++++ DATA FOR THIS TASK
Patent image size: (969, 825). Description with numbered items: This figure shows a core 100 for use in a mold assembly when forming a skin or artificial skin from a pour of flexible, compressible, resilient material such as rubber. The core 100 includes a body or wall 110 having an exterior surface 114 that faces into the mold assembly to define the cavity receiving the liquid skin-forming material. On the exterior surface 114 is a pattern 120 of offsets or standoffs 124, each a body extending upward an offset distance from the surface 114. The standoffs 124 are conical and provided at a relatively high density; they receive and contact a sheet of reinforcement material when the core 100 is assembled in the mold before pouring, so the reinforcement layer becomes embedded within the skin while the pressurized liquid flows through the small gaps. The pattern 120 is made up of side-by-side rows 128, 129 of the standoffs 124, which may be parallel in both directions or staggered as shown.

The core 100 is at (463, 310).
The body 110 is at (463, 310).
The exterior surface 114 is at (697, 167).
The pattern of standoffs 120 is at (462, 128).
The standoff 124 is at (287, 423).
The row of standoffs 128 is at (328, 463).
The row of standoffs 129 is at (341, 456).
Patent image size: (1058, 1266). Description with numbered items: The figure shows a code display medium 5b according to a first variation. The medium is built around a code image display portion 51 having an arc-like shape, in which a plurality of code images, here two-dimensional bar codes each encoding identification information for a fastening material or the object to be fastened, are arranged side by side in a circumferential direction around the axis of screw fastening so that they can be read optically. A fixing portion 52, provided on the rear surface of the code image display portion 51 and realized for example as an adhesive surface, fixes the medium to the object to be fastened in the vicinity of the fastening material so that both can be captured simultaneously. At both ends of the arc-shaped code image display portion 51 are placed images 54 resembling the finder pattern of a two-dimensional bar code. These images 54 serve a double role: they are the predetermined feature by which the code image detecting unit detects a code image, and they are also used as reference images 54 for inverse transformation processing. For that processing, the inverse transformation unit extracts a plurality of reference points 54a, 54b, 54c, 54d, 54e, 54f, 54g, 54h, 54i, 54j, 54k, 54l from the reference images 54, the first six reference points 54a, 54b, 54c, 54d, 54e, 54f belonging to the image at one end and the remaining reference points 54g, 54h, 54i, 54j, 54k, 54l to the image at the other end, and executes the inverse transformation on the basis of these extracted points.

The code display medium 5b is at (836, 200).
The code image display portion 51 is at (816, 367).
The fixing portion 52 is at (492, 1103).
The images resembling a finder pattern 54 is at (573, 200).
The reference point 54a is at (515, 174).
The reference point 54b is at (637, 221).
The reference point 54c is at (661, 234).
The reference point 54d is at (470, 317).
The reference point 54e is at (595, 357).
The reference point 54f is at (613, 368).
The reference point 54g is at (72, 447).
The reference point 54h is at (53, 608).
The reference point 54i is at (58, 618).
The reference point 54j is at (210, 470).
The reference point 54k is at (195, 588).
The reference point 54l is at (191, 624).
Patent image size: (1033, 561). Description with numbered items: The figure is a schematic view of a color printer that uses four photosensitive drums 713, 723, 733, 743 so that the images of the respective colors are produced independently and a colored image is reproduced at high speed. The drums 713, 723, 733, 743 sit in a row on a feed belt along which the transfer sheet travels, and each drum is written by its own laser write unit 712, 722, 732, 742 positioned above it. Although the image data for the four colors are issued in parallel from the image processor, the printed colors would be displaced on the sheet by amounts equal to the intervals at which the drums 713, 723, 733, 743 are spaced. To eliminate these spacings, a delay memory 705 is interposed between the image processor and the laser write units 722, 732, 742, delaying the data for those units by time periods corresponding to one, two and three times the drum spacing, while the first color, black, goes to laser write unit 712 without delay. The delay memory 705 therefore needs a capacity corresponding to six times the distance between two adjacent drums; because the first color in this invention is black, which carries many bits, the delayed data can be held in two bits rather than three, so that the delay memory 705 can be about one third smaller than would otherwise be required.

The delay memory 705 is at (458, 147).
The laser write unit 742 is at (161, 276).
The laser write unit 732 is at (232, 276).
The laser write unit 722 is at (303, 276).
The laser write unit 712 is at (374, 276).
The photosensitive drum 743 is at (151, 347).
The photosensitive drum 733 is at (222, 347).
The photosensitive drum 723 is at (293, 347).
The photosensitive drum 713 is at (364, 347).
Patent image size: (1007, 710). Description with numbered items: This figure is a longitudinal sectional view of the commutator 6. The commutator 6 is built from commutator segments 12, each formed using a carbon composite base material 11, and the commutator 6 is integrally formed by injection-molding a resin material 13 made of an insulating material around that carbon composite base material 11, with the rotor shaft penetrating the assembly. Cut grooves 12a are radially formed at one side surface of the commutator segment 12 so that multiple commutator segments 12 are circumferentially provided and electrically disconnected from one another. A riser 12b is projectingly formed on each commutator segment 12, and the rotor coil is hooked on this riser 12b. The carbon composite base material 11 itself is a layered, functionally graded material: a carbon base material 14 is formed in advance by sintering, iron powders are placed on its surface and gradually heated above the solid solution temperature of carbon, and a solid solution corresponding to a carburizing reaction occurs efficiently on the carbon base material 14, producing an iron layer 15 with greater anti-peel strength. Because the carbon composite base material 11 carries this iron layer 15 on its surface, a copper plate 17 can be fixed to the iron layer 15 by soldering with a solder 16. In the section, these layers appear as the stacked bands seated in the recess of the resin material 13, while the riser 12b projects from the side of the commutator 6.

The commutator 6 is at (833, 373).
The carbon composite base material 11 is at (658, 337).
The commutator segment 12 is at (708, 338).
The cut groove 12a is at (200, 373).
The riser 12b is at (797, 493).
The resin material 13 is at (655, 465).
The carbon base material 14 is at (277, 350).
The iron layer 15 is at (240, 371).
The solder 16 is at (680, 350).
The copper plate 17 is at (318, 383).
++++++++
TASK OBJECTIVE: Rewrite the entries above, changing every occurrence of "Patent image size" to "Drawing size". Leave everything else unchanged.

WRITTEN SOLUTION:
Drawing size: (969, 825). Description with numbered items: This figure shows a core 100 for use in a mold assembly when forming a skin or artificial skin from a pour of flexible, compressible, resilient material such as rubber. The core 100 includes a body or wall 110 having an exterior surface 114 that faces into the mold assembly to define the cavity receiving the liquid skin-forming material. On the exterior surface 114 is a pattern 120 of offsets or standoffs 124, each a body extending upward an offset distance from the surface 114. The standoffs 124 are conical and provided at a relatively high density; they receive and contact a sheet of reinforcement material when the core 100 is assembled in the mold before pouring, so the reinforcement layer becomes embedded within the skin while the pressurized liquid flows through the small gaps. The pattern 120 is made up of side-by-side rows 128, 129 of the standoffs 124, which may be parallel in both directions or staggered as shown.

The core 100 is at (463, 310).
The body 110 is at (463, 310).
The exterior surface 114 is at (697, 167).
The pattern of standoffs 120 is at (462, 128).
The standoff 124 is at (287, 423).
The row of standoffs 128 is at (328, 463).
The row of standoffs 129 is at (341, 456).
Drawing size: (1058, 1266). Description with numbered items: The figure shows a code display medium 5b according to a first variation. The medium is built around a code image display portion 51 having an arc-like shape, in which a plurality of code images, here two-dimensional bar codes each encoding identification information for a fastening material or the object to be fastened, are arranged side by side in a circumferential direction around the axis of screw fastening so that they can be read optically. A fixing portion 52, provided on the rear surface of the code image display portion 51 and realized for example as an adhesive surface, fixes the medium to the object to be fastened in the vicinity of the fastening material so that both can be captured simultaneously. At both ends of the arc-shaped code image display portion 51 are placed images 54 resembling the finder pattern of a two-dimensional bar code. These images 54 serve a double role: they are the predetermined feature by which the code image detecting unit detects a code image, and they are also used as reference images 54 for inverse transformation processing. For that processing, the inverse transformation unit extracts a plurality of reference points 54a, 54b, 54c, 54d, 54e, 54f, 54g, 54h, 54i, 54j, 54k, 54l from the reference images 54, the first six reference points 54a, 54b, 54c, 54d, 54e, 54f belonging to the image at one end and the remaining reference points 54g, 54h, 54i, 54j, 54k, 54l to the image at the other end, and executes the inverse transformation on the basis of these extracted points.

The code display medium 5b is at (836, 200).
The code image display portion 51 is at (816, 367).
The fixing portion 52 is at (492, 1103).
The images resembling a finder pattern 54 is at (573, 200).
The reference point 54a is at (515, 174).
The reference point 54b is at (637, 221).
The reference point 54c is at (661, 234).
The reference point 54d is at (470, 317).
The reference point 54e is at (595, 357).
The reference point 54f is at (613, 368).
The reference point 54g is at (72, 447).
The reference point 54h is at (53, 608).
The reference point 54i is at (58, 618).
The reference point 54j is at (210, 470).
The reference point 54k is at (195, 588).
The reference point 54l is at (191, 624).
Drawing size: (1033, 561). Description with numbered items: The figure is a schematic view of a color printer that uses four photosensitive drums 713, 723, 733, 743 so that the images of the respective colors are produced independently and a colored image is reproduced at high speed. The drums 713, 723, 733, 743 sit in a row on a feed belt along which the transfer sheet travels, and each drum is written by its own laser write unit 712, 722, 732, 742 positioned above it. Although the image data for the four colors are issued in parallel from the image processor, the printed colors would be displaced on the sheet by amounts equal to the intervals at which the drums 713, 723, 733, 743 are spaced. To eliminate these spacings, a delay memory 705 is interposed between the image processor and the laser write units 722, 732, 742, delaying the data for those units by time periods corresponding to one, two and three times the drum spacing, while the first color, black, goes to laser write unit 712 without delay. The delay memory 705 therefore needs a capacity corresponding to six times the distance between two adjacent drums; because the first color in this invention is black, which carries many bits, the delayed data can be held in two bits rather than three, so that the delay memory 705 can be about one third smaller than would otherwise be required.

The delay memory 705 is at (458, 147).
The laser write unit 742 is at (161, 276).
The laser write unit 732 is at (232, 276).
The laser write unit 722 is at (303, 276).
The laser write unit 712 is at (374, 276).
The photosensitive drum 743 is at (151, 347).
The photosensitive drum 733 is at (222, 347).
The photosensitive drum 723 is at (293, 347).
The photosensitive drum 713 is at (364, 347).
Drawing size: (1007, 710). Description with numbered items: This figure is a longitudinal sectional view of the commutator 6. The commutator 6 is built from commutator segments 12, each formed using a carbon composite base material 11, and the commutator 6 is integrally formed by injection-molding a resin material 13 made of an insulating material around that carbon composite base material 11, with the rotor shaft penetrating the assembly. Cut grooves 12a are radially formed at one side surface of the commutator segment 12 so that multiple commutator segments 12 are circumferentially provided and electrically disconnected from one another. A riser 12b is projectingly formed on each commutator segment 12, and the rotor coil is hooked on this riser 12b. The carbon composite base material 11 itself is a layered, functionally graded material: a carbon base material 14 is formed in advance by sintering, iron powders are placed on its surface and gradually heated above the solid solution temperature of carbon, and a solid solution corresponding to a carburizing reaction occurs efficiently on the carbon base material 14, producing an iron layer 15 with greater anti-peel strength. Because the carbon composite base material 11 carries this iron layer 15 on its surface, a copper plate 17 can be fixed to the iron layer 15 by soldering with a solder 16. In the section, these layers appear as the stacked bands seated in the recess of the resin material 13, while the riser 12b projects from the side of the commutator 6.

The commutator 6 is at (833, 373).
The carbon composite base material 11 is at (658, 337).
The commutator segment 12 is at (708, 338).
The cut groove 12a is at (200, 373).
The riser 12b is at (797, 493).
The resin material 13 is at (655, 465).
The carbon base material 14 is at (277, 350).
The iron layer 15 is at (240, 371).
The solder 16 is at (680, 350).
The copper plate 17 is at (318, 383).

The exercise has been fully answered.